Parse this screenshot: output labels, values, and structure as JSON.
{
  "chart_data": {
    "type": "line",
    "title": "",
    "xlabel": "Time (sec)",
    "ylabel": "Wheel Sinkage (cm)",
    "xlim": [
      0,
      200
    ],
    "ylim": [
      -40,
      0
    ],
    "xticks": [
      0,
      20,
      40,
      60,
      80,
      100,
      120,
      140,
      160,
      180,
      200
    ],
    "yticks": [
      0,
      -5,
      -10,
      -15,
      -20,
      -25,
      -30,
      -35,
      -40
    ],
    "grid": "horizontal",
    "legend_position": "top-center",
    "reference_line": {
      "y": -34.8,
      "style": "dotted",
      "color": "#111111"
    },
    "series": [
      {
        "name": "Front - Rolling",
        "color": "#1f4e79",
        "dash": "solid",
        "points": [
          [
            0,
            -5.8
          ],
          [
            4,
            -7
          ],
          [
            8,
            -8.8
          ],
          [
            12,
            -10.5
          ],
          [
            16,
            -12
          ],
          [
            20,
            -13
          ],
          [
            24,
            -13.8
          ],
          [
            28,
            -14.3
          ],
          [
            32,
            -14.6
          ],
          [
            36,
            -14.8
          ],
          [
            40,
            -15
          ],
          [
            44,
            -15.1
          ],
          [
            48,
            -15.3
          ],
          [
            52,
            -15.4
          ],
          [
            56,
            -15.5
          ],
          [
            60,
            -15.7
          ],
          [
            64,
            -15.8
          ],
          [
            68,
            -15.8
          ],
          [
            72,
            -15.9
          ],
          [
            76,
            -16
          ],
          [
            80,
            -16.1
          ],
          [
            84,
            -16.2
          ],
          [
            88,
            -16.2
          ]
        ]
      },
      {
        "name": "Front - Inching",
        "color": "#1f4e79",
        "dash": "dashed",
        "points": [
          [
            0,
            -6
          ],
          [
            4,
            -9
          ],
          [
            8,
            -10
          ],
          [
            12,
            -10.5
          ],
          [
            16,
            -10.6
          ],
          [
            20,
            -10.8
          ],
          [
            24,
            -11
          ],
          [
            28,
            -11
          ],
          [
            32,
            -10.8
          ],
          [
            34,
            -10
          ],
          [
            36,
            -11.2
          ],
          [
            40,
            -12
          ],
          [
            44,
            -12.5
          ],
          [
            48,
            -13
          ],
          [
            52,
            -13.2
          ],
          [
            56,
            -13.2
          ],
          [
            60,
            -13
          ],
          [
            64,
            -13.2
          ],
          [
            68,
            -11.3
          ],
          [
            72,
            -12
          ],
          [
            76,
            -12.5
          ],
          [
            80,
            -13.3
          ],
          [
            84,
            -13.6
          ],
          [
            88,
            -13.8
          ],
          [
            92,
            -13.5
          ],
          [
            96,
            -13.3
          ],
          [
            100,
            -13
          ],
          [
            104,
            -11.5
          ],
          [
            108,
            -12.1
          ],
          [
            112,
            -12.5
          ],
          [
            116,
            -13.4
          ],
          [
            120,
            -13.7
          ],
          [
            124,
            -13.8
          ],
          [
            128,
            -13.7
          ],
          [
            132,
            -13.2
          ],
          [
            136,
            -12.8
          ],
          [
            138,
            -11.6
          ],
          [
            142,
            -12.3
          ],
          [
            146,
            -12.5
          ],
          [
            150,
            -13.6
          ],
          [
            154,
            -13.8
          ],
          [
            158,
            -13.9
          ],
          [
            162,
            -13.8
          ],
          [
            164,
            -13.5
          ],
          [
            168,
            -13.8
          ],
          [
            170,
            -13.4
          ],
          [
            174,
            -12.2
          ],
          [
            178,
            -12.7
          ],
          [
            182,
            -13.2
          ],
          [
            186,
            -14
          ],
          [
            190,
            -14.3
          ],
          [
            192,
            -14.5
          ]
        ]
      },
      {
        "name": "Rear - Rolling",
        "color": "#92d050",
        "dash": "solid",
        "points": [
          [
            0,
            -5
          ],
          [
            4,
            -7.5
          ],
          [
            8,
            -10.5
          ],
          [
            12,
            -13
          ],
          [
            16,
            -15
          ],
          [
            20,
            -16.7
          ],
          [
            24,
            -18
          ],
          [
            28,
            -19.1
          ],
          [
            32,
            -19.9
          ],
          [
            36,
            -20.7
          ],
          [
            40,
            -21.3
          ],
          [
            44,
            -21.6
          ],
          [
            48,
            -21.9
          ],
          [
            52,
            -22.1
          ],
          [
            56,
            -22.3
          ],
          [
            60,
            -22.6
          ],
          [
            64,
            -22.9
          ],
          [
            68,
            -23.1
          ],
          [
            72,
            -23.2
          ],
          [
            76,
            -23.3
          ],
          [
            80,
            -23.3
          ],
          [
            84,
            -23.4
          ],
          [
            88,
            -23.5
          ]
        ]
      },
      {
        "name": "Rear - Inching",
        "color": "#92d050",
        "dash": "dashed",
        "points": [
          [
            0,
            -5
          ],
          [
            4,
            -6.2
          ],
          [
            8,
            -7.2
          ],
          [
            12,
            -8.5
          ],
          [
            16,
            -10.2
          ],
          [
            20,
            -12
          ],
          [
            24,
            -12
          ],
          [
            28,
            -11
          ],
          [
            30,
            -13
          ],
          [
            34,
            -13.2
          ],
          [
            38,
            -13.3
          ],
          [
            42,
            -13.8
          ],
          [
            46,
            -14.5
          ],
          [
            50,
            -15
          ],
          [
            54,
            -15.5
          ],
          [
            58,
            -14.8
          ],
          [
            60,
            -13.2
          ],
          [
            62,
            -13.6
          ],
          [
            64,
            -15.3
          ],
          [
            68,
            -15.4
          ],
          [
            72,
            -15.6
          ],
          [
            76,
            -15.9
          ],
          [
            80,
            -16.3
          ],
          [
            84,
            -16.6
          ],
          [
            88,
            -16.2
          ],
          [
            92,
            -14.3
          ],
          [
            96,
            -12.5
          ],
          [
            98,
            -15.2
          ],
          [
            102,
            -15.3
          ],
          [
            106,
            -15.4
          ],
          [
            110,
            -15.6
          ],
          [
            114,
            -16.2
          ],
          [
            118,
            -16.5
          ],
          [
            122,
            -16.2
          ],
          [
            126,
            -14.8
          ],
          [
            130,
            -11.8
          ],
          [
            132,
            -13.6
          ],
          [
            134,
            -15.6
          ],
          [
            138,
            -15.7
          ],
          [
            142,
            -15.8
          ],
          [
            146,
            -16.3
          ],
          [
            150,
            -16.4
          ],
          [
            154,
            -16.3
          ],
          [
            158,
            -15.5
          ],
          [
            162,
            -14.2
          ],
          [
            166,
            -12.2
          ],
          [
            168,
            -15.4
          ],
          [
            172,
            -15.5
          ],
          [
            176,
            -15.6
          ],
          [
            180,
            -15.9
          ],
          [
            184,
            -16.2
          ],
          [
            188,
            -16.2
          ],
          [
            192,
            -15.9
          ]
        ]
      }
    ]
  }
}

########

Do this →
Repeat the material from above exactly, word for word.

Answer to the task →
Parse this screenshot: output labels, values, and structure as JSON.
{
  "chart_data": {
    "type": "line",
    "title": "",
    "xlabel": "Time (sec)",
    "ylabel": "Wheel Sinkage (cm)",
    "xlim": [
      0,
      200
    ],
    "ylim": [
      -40,
      0
    ],
    "xticks": [
      0,
      20,
      40,
      60,
      80,
      100,
      120,
      140,
      160,
      180,
      200
    ],
    "yticks": [
      0,
      -5,
      -10,
      -15,
      -20,
      -25,
      -30,
      -35,
      -40
    ],
    "grid": "horizontal",
    "legend_position": "top-center",
    "reference_line": {
      "y": -34.8,
      "style": "dotted",
      "color": "#111111"
    },
    "series": [
      {
        "name": "Front - Rolling",
        "color": "#1f4e79",
        "dash": "solid",
        "points": [
          [
            0,
            -5.8
          ],
          [
            4,
            -7
          ],
          [
            8,
            -8.8
          ],
          [
            12,
            -10.5
          ],
          [
            16,
            -12
          ],
          [
            20,
            -13
          ],
          [
            24,
            -13.8
          ],
          [
            28,
            -14.3
          ],
          [
            32,
            -14.6
          ],
          [
            36,
            -14.8
          ],
          [
            40,
            -15
          ],
          [
            44,
            -15.1
          ],
          [
            48,
            -15.3
          ],
          [
            52,
            -15.4
          ],
          [
            56,
            -15.5
          ],
          [
            60,
            -15.7
          ],
          [
            64,
            -15.8
          ],
          [
            68,
            -15.8
          ],
          [
            72,
            -15.9
          ],
          [
            76,
            -16
          ],
          [
            80,
            -16.1
          ],
          [
            84,
            -16.2
          ],
          [
            88,
            -16.2
          ]
        ]
      },
      {
        "name": "Front - Inching",
        "color": "#1f4e79",
        "dash": "dashed",
        "points": [
          [
            0,
            -6
          ],
          [
            4,
            -9
          ],
          [
            8,
            -10
          ],
          [
            12,
            -10.5
          ],
          [
            16,
            -10.6
          ],
          [
            20,
            -10.8
          ],
          [
            24,
            -11
          ],
          [
            28,
            -11
          ],
          [
            32,
            -10.8
          ],
          [
            34,
            -10
          ],
          [
            36,
            -11.2
          ],
          [
            40,
            -12
          ],
          [
            44,
            -12.5
          ],
          [
            48,
            -13
          ],
          [
            52,
            -13.2
          ],
          [
            56,
            -13.2
          ],
          [
            60,
            -13
          ],
          [
            64,
            -13.2
          ],
          [
            68,
            -11.3
          ],
          [
            72,
            -12
          ],
          [
            76,
            -12.5
          ],
          [
            80,
            -13.3
          ],
          [
            84,
            -13.6
          ],
          [
            88,
            -13.8
          ],
          [
            92,
            -13.5
          ],
          [
            96,
            -13.3
          ],
          [
            100,
            -13
          ],
          [
            104,
            -11.5
          ],
          [
            108,
            -12.1
          ],
          [
            112,
            -12.5
          ],
          [
            116,
            -13.4
          ],
          [
            120,
            -13.7
          ],
          [
            124,
            -13.8
          ],
          [
            128,
            -13.7
          ],
          [
            132,
            -13.2
          ],
          [
            136,
            -12.8
          ],
          [
            138,
            -11.6
          ],
          [
            142,
            -12.3
          ],
          [
            146,
            -12.5
          ],
          [
            150,
            -13.6
          ],
          [
            154,
            -13.8
          ],
          [
            158,
            -13.9
          ],
          [
            162,
            -13.8
          ],
          [
            164,
            -13.5
          ],
          [
            168,
            -13.8
          ],
          [
            170,
            -13.4
          ],
          [
            174,
            -12.2
          ],
          [
            178,
            -12.7
          ],
          [
            182,
            -13.2
          ],
          [
            186,
            -14
          ],
          [
            190,
            -14.3
          ],
          [
            192,
            -14.5
          ]
        ]
      },
      {
        "name": "Rear - Rolling",
        "color": "#92d050",
        "dash": "solid",
        "points": [
          [
            0,
            -5
          ],
          [
            4,
            -7.5
          ],
          [
            8,
            -10.5
          ],
          [
            12,
            -13
          ],
          [
            16,
            -15
          ],
          [
            20,
            -16.7
          ],
          [
            24,
            -18
          ],
          [
            28,
            -19.1
          ],
          [
            32,
            -19.9
          ],
          [
            36,
            -20.7
          ],
          [
            40,
            -21.3
          ],
          [
            44,
            -21.6
          ],
          [
            48,
            -21.9
          ],
          [
            52,
            -22.1
          ],
          [
            56,
            -22.3
          ],
          [
            60,
            -22.6
          ],
          [
            64,
            -22.9
          ],
          [
            68,
            -23.1
          ],
          [
            72,
            -23.2
          ],
          [
            76,
            -23.3
          ],
          [
            80,
            -23.3
          ],
          [
            84,
            -23.4
          ],
          [
            88,
            -23.5
          ]
        ]
      },
      {
        "name": "Rear - Inching",
        "color": "#92d050",
        "dash": "dashed",
        "points": [
          [
            0,
            -5
          ],
          [
            4,
            -6.2
          ],
          [
            8,
            -7.2
          ],
          [
            12,
            -8.5
          ],
          [
            16,
            -10.2
          ],
          [
            20,
            -12
          ],
          [
            24,
            -12
          ],
          [
            28,
            -11
          ],
          [
            30,
            -13
          ],
          [
            34,
            -13.2
          ],
          [
            38,
            -13.3
          ],
          [
            42,
            -13.8
          ],
          [
            46,
            -14.5
          ],
          [
            50,
            -15
          ],
          [
            54,
            -15.5
          ],
          [
            58,
            -14.8
          ],
          [
            60,
            -13.2
          ],
          [
            62,
            -13.6
          ],
          [
            64,
            -15.3
          ],
          [
            68,
            -15.4
          ],
          [
            72,
            -15.6
          ],
          [
            76,
            -15.9
          ],
          [
            80,
            -16.3
          ],
          [
            84,
            -16.6
          ],
          [
            88,
            -16.2
          ],
          [
            92,
            -14.3
          ],
          [
            96,
            -12.5
          ],
          [
            98,
            -15.2
          ],
          [
            102,
            -15.3
          ],
          [
            106,
            -15.4
          ],
          [
            110,
            -15.6
          ],
          [
            114,
            -16.2
          ],
          [
            118,
            -16.5
          ],
          [
            122,
            -16.2
          ],
          [
            126,
            -14.8
          ],
          [
            130,
            -11.8
          ],
          [
            132,
            -13.6
          ],
          [
            134,
            -15.6
          ],
          [
            138,
            -15.7
          ],
          [
            142,
            -15.8
          ],
          [
            146,
            -16.3
          ],
          [
            150,
            -16.4
          ],
          [
            154,
            -16.3
          ],
          [
            158,
            -15.5
          ],
          [
            162,
            -14.2
          ],
          [
            166,
            -12.2
          ],
          [
            168,
            -15.4
          ],
          [
            172,
            -15.5
          ],
          [
            176,
            -15.6
          ],
          [
            180,
            -15.9
          ],
          [
            184,
            -16.2
          ],
          [
            188,
            -16.2
          ],
          [
            192,
            -15.9
          ]
        ]
      }
    ]
  }
}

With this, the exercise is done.